• Directions: A faithful copy is required: transcribe each line below exactly, minus the pictures.

• Extracted material:
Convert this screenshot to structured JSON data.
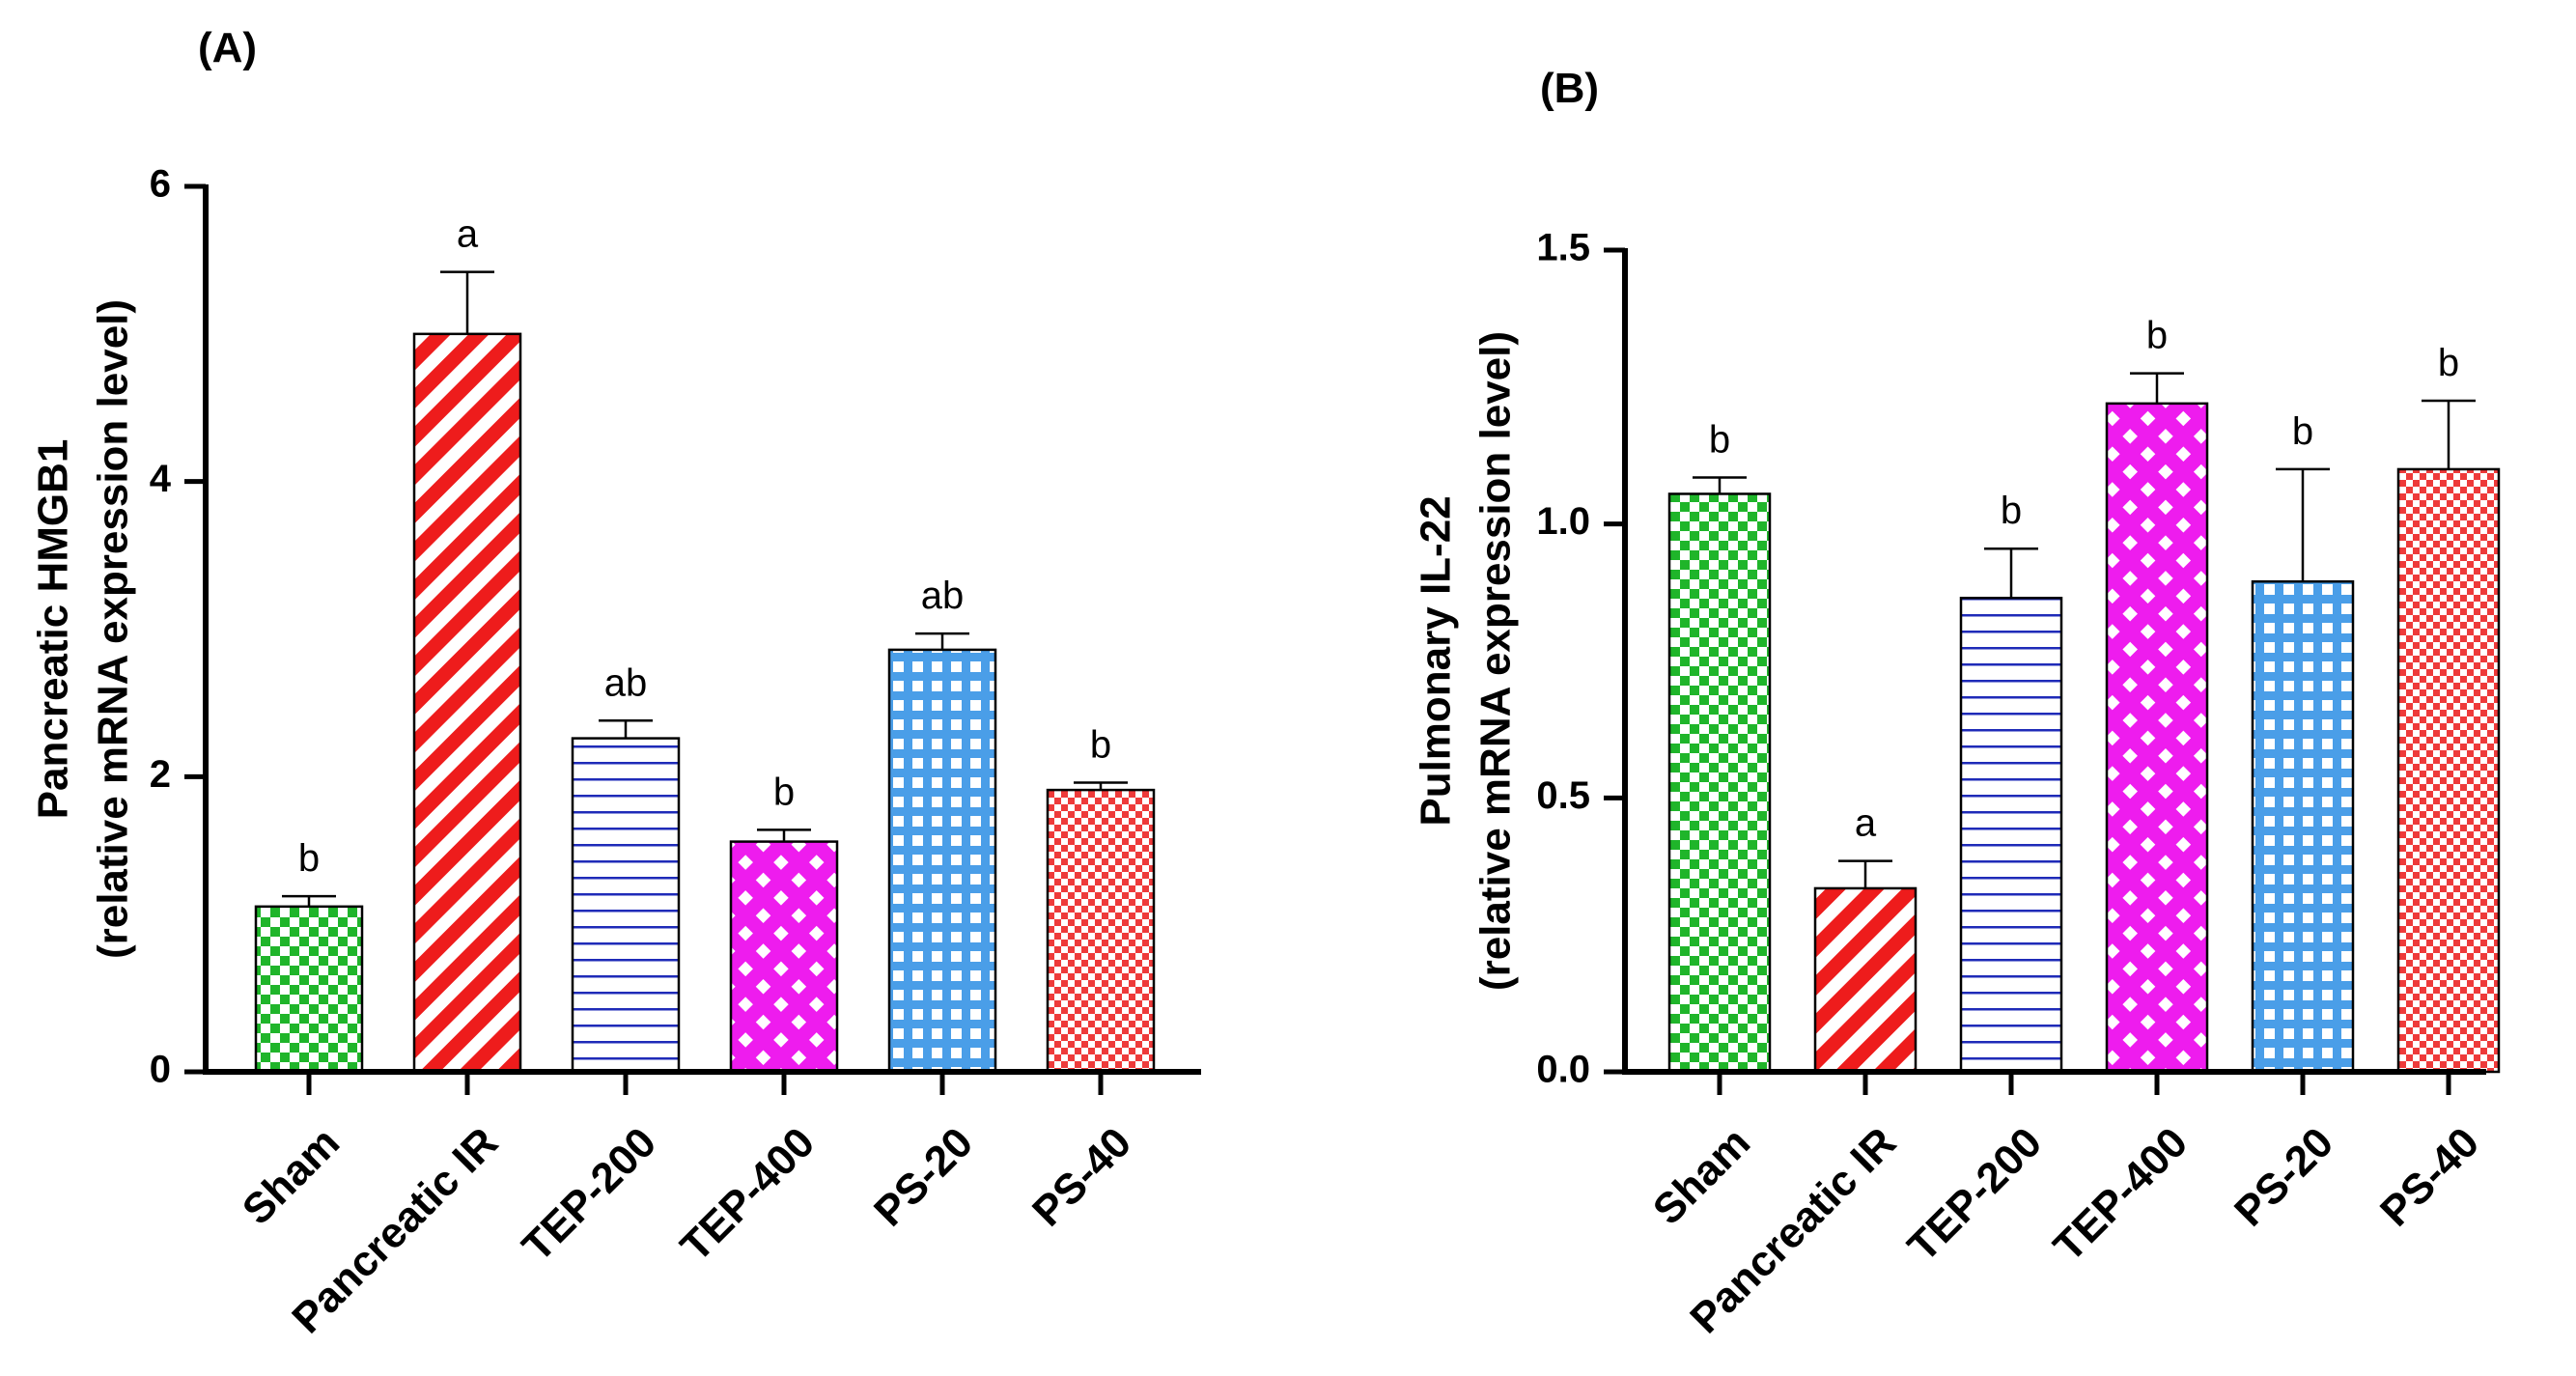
{
  "figure": {
    "panels": [
      "(A)",
      "(B)"
    ]
  },
  "chart_data": [
    {
      "type": "bar",
      "panel_label": "(A)",
      "title": "",
      "ylabel_line1": "Pancreatic HMGB1",
      "ylabel_line2": "(relative mRNA expression level)",
      "xlabel": "",
      "ylim": [
        0,
        6
      ],
      "yticks": [
        0,
        2,
        4,
        6
      ],
      "ytick_labels": [
        "0",
        "2",
        "4",
        "6"
      ],
      "categories": [
        "Sham",
        "Pancreatic IR",
        "TEP-200",
        "TEP-400",
        "PS-20",
        "PS-40"
      ],
      "values": [
        1.12,
        5.0,
        2.26,
        1.56,
        2.86,
        1.91
      ],
      "errors": [
        0.07,
        0.42,
        0.12,
        0.08,
        0.11,
        0.05
      ],
      "significance": [
        "b",
        "a",
        "ab",
        "b",
        "ab",
        "b"
      ],
      "colors": [
        "#1fb52a",
        "#ee1c1c",
        "#1f2bb8",
        "#ee1cee",
        "#4a9ee8",
        "#ee3a3a"
      ],
      "patterns": [
        "checker",
        "diagonal",
        "horizontal",
        "diamond",
        "grid",
        "checker-small"
      ],
      "grid": false,
      "legend": "none"
    },
    {
      "type": "bar",
      "panel_label": "(B)",
      "title": "",
      "ylabel_line1": "Pulmonary IL-22",
      "ylabel_line2": "(relative mRNA expression level)",
      "xlabel": "",
      "ylim": [
        0,
        1.5
      ],
      "yticks": [
        0,
        0.5,
        1.0,
        1.5
      ],
      "ytick_labels": [
        "0.0",
        "0.5",
        "1.0",
        "1.5"
      ],
      "categories": [
        "Sham",
        "Pancreatic IR",
        "TEP-200",
        "TEP-400",
        "PS-20",
        "PS-40"
      ],
      "values": [
        1.055,
        0.335,
        0.865,
        1.22,
        0.895,
        1.1
      ],
      "errors": [
        0.03,
        0.05,
        0.09,
        0.055,
        0.205,
        0.125
      ],
      "significance": [
        "b",
        "a",
        "b",
        "b",
        "b",
        "b"
      ],
      "colors": [
        "#1fb52a",
        "#ee1c1c",
        "#1f2bb8",
        "#ee1cee",
        "#4a9ee8",
        "#ee3a3a"
      ],
      "patterns": [
        "checker",
        "diagonal",
        "horizontal",
        "diamond",
        "grid",
        "checker-small"
      ],
      "grid": false,
      "legend": "none"
    }
  ]
}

• Answer box:
Convert this screenshot to structured JSON data.
{
  "figure": {
    "panels": [
      "(A)",
      "(B)"
    ]
  },
  "chart_data": [
    {
      "type": "bar",
      "panel_label": "(A)",
      "title": "",
      "ylabel_line1": "Pancreatic HMGB1",
      "ylabel_line2": "(relative mRNA expression level)",
      "xlabel": "",
      "ylim": [
        0,
        6
      ],
      "yticks": [
        0,
        2,
        4,
        6
      ],
      "ytick_labels": [
        "0",
        "2",
        "4",
        "6"
      ],
      "categories": [
        "Sham",
        "Pancreatic IR",
        "TEP-200",
        "TEP-400",
        "PS-20",
        "PS-40"
      ],
      "values": [
        1.12,
        5.0,
        2.26,
        1.56,
        2.86,
        1.91
      ],
      "errors": [
        0.07,
        0.42,
        0.12,
        0.08,
        0.11,
        0.05
      ],
      "significance": [
        "b",
        "a",
        "ab",
        "b",
        "ab",
        "b"
      ],
      "colors": [
        "#1fb52a",
        "#ee1c1c",
        "#1f2bb8",
        "#ee1cee",
        "#4a9ee8",
        "#ee3a3a"
      ],
      "patterns": [
        "checker",
        "diagonal",
        "horizontal",
        "diamond",
        "grid",
        "checker-small"
      ],
      "grid": false,
      "legend": "none"
    },
    {
      "type": "bar",
      "panel_label": "(B)",
      "title": "",
      "ylabel_line1": "Pulmonary IL-22",
      "ylabel_line2": "(relative mRNA expression level)",
      "xlabel": "",
      "ylim": [
        0,
        1.5
      ],
      "yticks": [
        0,
        0.5,
        1.0,
        1.5
      ],
      "ytick_labels": [
        "0.0",
        "0.5",
        "1.0",
        "1.5"
      ],
      "categories": [
        "Sham",
        "Pancreatic IR",
        "TEP-200",
        "TEP-400",
        "PS-20",
        "PS-40"
      ],
      "values": [
        1.055,
        0.335,
        0.865,
        1.22,
        0.895,
        1.1
      ],
      "errors": [
        0.03,
        0.05,
        0.09,
        0.055,
        0.205,
        0.125
      ],
      "significance": [
        "b",
        "a",
        "b",
        "b",
        "b",
        "b"
      ],
      "colors": [
        "#1fb52a",
        "#ee1c1c",
        "#1f2bb8",
        "#ee1cee",
        "#4a9ee8",
        "#ee3a3a"
      ],
      "patterns": [
        "checker",
        "diagonal",
        "horizontal",
        "diamond",
        "grid",
        "checker-small"
      ],
      "grid": false,
      "legend": "none"
    }
  ]
}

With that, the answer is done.